─── Data extract

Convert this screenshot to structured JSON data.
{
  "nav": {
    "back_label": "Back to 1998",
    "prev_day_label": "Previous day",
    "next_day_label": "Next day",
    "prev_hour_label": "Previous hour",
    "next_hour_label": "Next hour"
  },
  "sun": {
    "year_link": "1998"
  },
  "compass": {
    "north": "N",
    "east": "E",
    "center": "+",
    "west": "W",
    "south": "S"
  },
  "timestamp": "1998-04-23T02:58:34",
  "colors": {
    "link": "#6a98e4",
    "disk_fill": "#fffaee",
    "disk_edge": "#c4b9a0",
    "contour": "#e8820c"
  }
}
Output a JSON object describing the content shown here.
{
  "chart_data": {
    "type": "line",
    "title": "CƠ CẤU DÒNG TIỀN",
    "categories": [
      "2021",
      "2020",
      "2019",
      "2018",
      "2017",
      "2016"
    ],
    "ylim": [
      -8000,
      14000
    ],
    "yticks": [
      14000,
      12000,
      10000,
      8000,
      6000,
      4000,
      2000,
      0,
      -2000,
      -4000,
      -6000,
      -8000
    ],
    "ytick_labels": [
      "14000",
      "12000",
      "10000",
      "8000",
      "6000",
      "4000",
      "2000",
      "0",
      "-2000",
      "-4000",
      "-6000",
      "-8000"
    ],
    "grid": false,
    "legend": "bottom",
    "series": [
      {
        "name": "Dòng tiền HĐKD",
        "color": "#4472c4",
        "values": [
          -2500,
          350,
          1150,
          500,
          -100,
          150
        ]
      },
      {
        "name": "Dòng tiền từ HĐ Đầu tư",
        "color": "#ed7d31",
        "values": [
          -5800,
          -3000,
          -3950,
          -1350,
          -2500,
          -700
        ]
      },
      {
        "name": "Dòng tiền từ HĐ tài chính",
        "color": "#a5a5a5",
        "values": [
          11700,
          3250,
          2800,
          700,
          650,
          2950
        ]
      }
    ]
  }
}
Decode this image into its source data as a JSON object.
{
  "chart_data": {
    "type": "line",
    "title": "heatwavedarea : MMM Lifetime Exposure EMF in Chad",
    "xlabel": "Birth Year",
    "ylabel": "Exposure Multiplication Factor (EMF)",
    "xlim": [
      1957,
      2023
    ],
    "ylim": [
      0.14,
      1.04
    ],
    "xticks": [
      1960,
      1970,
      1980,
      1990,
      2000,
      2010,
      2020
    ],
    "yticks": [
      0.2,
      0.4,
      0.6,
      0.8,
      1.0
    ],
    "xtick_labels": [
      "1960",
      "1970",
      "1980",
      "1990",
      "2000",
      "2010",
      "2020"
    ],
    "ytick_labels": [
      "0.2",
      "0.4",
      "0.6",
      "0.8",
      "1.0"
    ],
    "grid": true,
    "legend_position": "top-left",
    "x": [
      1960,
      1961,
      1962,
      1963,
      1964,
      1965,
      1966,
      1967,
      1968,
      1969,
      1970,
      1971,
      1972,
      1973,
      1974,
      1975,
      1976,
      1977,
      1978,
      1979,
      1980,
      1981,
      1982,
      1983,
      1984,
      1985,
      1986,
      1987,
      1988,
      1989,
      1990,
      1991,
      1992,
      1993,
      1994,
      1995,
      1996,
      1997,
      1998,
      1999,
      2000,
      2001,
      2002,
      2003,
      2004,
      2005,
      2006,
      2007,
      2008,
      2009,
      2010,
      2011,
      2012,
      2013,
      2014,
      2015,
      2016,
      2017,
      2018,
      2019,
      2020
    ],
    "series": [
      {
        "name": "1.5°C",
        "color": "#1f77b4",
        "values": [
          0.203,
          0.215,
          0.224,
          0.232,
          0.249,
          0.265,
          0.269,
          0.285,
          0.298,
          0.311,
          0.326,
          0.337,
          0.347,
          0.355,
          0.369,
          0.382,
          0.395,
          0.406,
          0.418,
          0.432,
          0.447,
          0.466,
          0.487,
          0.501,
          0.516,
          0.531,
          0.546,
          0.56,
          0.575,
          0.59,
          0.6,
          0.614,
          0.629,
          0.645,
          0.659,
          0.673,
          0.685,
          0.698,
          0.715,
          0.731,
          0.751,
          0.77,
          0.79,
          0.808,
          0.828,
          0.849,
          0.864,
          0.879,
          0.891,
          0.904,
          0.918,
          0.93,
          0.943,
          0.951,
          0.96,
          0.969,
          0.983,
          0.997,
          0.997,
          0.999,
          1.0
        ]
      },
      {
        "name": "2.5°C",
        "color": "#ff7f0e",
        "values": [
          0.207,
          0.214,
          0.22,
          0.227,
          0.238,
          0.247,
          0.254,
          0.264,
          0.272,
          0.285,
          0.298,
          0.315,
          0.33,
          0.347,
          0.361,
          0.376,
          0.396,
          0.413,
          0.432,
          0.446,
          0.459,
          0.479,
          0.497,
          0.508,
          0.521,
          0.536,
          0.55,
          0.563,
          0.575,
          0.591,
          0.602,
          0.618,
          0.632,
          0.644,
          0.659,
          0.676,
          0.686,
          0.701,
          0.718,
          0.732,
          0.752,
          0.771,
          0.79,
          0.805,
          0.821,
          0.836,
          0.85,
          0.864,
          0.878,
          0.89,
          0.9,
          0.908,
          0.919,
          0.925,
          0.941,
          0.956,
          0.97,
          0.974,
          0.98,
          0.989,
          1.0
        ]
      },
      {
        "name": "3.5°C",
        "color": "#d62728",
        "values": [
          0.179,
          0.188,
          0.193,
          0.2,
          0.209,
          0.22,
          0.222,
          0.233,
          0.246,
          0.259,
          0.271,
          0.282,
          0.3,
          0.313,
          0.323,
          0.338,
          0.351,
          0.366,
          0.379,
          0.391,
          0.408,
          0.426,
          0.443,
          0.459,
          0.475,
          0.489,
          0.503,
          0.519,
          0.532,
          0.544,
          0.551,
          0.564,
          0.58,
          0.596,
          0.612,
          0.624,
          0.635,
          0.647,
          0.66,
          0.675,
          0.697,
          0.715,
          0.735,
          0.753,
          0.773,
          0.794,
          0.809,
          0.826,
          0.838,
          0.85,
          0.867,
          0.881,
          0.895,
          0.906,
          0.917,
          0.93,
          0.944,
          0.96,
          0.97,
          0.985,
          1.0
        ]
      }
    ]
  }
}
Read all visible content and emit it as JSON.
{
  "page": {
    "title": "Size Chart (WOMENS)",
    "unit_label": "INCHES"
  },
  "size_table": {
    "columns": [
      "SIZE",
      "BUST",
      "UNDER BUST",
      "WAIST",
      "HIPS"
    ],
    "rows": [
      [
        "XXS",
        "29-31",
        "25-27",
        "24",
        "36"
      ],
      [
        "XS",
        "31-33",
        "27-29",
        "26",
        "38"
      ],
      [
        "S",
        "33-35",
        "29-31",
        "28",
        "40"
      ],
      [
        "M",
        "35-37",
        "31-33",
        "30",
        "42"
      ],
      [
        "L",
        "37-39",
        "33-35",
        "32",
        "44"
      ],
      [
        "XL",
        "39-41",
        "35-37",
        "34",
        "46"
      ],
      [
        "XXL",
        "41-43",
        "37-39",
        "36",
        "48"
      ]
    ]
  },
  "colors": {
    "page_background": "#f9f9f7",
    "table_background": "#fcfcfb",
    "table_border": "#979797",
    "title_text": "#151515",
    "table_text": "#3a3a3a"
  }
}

──────

• **Exercise**
Write out all the entries exactly.

• **Completed exercise**
Convert this screenshot to structured JSON data.
{
  "nav": {
    "back_label": "Back to 1998",
    "prev_day_label": "Previous day",
    "next_day_label": "Next day",
    "prev_hour_label": "Previous hour",
    "next_hour_label": "Next hour"
  },
  "sun": {
    "year_link": "1998"
  },
  "compass": {
    "north": "N",
    "east": "E",
    "center": "+",
    "west": "W",
    "south": "S"
  },
  "timestamp": "1998-04-23T02:58:34",
  "colors": {
    "link": "#6a98e4",
    "disk_fill": "#fffaee",
    "disk_edge": "#c4b9a0",
    "contour": "#e8820c"
  }
}
Output a JSON object describing the content shown here.
{
  "chart_data": {
    "type": "line",
    "title": "CƠ CẤU DÒNG TIỀN",
    "categories": [
      "2021",
      "2020",
      "2019",
      "2018",
      "2017",
      "2016"
    ],
    "ylim": [
      -8000,
      14000
    ],
    "yticks": [
      14000,
      12000,
      10000,
      8000,
      6000,
      4000,
      2000,
      0,
      -2000,
      -4000,
      -6000,
      -8000
    ],
    "ytick_labels": [
      "14000",
      "12000",
      "10000",
      "8000",
      "6000",
      "4000",
      "2000",
      "0",
      "-2000",
      "-4000",
      "-6000",
      "-8000"
    ],
    "grid": false,
    "legend": "bottom",
    "series": [
      {
        "name": "Dòng tiền HĐKD",
        "color": "#4472c4",
        "values": [
          -2500,
          350,
          1150,
          500,
          -100,
          150
        ]
      },
      {
        "name": "Dòng tiền từ HĐ Đầu tư",
        "color": "#ed7d31",
        "values": [
          -5800,
          -3000,
          -3950,
          -1350,
          -2500,
          -700
        ]
      },
      {
        "name": "Dòng tiền từ HĐ tài chính",
        "color": "#a5a5a5",
        "values": [
          11700,
          3250,
          2800,
          700,
          650,
          2950
        ]
      }
    ]
  }
}
Decode this image into its source data as a JSON object.
{
  "chart_data": {
    "type": "line",
    "title": "heatwavedarea : MMM Lifetime Exposure EMF in Chad",
    "xlabel": "Birth Year",
    "ylabel": "Exposure Multiplication Factor (EMF)",
    "xlim": [
      1957,
      2023
    ],
    "ylim": [
      0.14,
      1.04
    ],
    "xticks": [
      1960,
      1970,
      1980,
      1990,
      2000,
      2010,
      2020
    ],
    "yticks": [
      0.2,
      0.4,
      0.6,
      0.8,
      1.0
    ],
    "xtick_labels": [
      "1960",
      "1970",
      "1980",
      "1990",
      "2000",
      "2010",
      "2020"
    ],
    "ytick_labels": [
      "0.2",
      "0.4",
      "0.6",
      "0.8",
      "1.0"
    ],
    "grid": true,
    "legend_position": "top-left",
    "x": [
      1960,
      1961,
      1962,
      1963,
      1964,
      1965,
      1966,
      1967,
      1968,
      1969,
      1970,
      1971,
      1972,
      1973,
      1974,
      1975,
      1976,
      1977,
      1978,
      1979,
      1980,
      1981,
      1982,
      1983,
      1984,
      1985,
      1986,
      1987,
      1988,
      1989,
      1990,
      1991,
      1992,
      1993,
      1994,
      1995,
      1996,
      1997,
      1998,
      1999,
      2000,
      2001,
      2002,
      2003,
      2004,
      2005,
      2006,
      2007,
      2008,
      2009,
      2010,
      2011,
      2012,
      2013,
      2014,
      2015,
      2016,
      2017,
      2018,
      2019,
      2020
    ],
    "series": [
      {
        "name": "1.5°C",
        "color": "#1f77b4",
        "values": [
          0.203,
          0.215,
          0.224,
          0.232,
          0.249,
          0.265,
          0.269,
          0.285,
          0.298,
          0.311,
          0.326,
          0.337,
          0.347,
          0.355,
          0.369,
          0.382,
          0.395,
          0.406,
          0.418,
          0.432,
          0.447,
          0.466,
          0.487,
          0.501,
          0.516,
          0.531,
          0.546,
          0.56,
          0.575,
          0.59,
          0.6,
          0.614,
          0.629,
          0.645,
          0.659,
          0.673,
          0.685,
          0.698,
          0.715,
          0.731,
          0.751,
          0.77,
          0.79,
          0.808,
          0.828,
          0.849,
          0.864,
          0.879,
          0.891,
          0.904,
          0.918,
          0.93,
          0.943,
          0.951,
          0.96,
          0.969,
          0.983,
          0.997,
          0.997,
          0.999,
          1.0
        ]
      },
      {
        "name": "2.5°C",
        "color": "#ff7f0e",
        "values": [
          0.207,
          0.214,
          0.22,
          0.227,
          0.238,
          0.247,
          0.254,
          0.264,
          0.272,
          0.285,
          0.298,
          0.315,
          0.33,
          0.347,
          0.361,
          0.376,
          0.396,
          0.413,
          0.432,
          0.446,
          0.459,
          0.479,
          0.497,
          0.508,
          0.521,
          0.536,
          0.55,
          0.563,
          0.575,
          0.591,
          0.602,
          0.618,
          0.632,
          0.644,
          0.659,
          0.676,
          0.686,
          0.701,
          0.718,
          0.732,
          0.752,
          0.771,
          0.79,
          0.805,
          0.821,
          0.836,
          0.85,
          0.864,
          0.878,
          0.89,
          0.9,
          0.908,
          0.919,
          0.925,
          0.941,
          0.956,
          0.97,
          0.974,
          0.98,
          0.989,
          1.0
        ]
      },
      {
        "name": "3.5°C",
        "color": "#d62728",
        "values": [
          0.179,
          0.188,
          0.193,
          0.2,
          0.209,
          0.22,
          0.222,
          0.233,
          0.246,
          0.259,
          0.271,
          0.282,
          0.3,
          0.313,
          0.323,
          0.338,
          0.351,
          0.366,
          0.379,
          0.391,
          0.408,
          0.426,
          0.443,
          0.459,
          0.475,
          0.489,
          0.503,
          0.519,
          0.532,
          0.544,
          0.551,
          0.564,
          0.58,
          0.596,
          0.612,
          0.624,
          0.635,
          0.647,
          0.66,
          0.675,
          0.697,
          0.715,
          0.735,
          0.753,
          0.773,
          0.794,
          0.809,
          0.826,
          0.838,
          0.85,
          0.867,
          0.881,
          0.895,
          0.906,
          0.917,
          0.93,
          0.944,
          0.96,
          0.97,
          0.985,
          1.0
        ]
      }
    ]
  }
}
Read all visible content and emit it as JSON.
{
  "page": {
    "title": "Size Chart (WOMENS)",
    "unit_label": "INCHES"
  },
  "size_table": {
    "columns": [
      "SIZE",
      "BUST",
      "UNDER BUST",
      "WAIST",
      "HIPS"
    ],
    "rows": [
      [
        "XXS",
        "29-31",
        "25-27",
        "24",
        "36"
      ],
      [
        "XS",
        "31-33",
        "27-29",
        "26",
        "38"
      ],
      [
        "S",
        "33-35",
        "29-31",
        "28",
        "40"
      ],
      [
        "M",
        "35-37",
        "31-33",
        "30",
        "42"
      ],
      [
        "L",
        "37-39",
        "33-35",
        "32",
        "44"
      ],
      [
        "XL",
        "39-41",
        "35-37",
        "34",
        "46"
      ],
      [
        "XXL",
        "41-43",
        "37-39",
        "36",
        "48"
      ]
    ]
  },
  "colors": {
    "page_background": "#f9f9f7",
    "table_background": "#fcfcfb",
    "table_border": "#979797",
    "title_text": "#151515",
    "table_text": "#3a3a3a"
  }
}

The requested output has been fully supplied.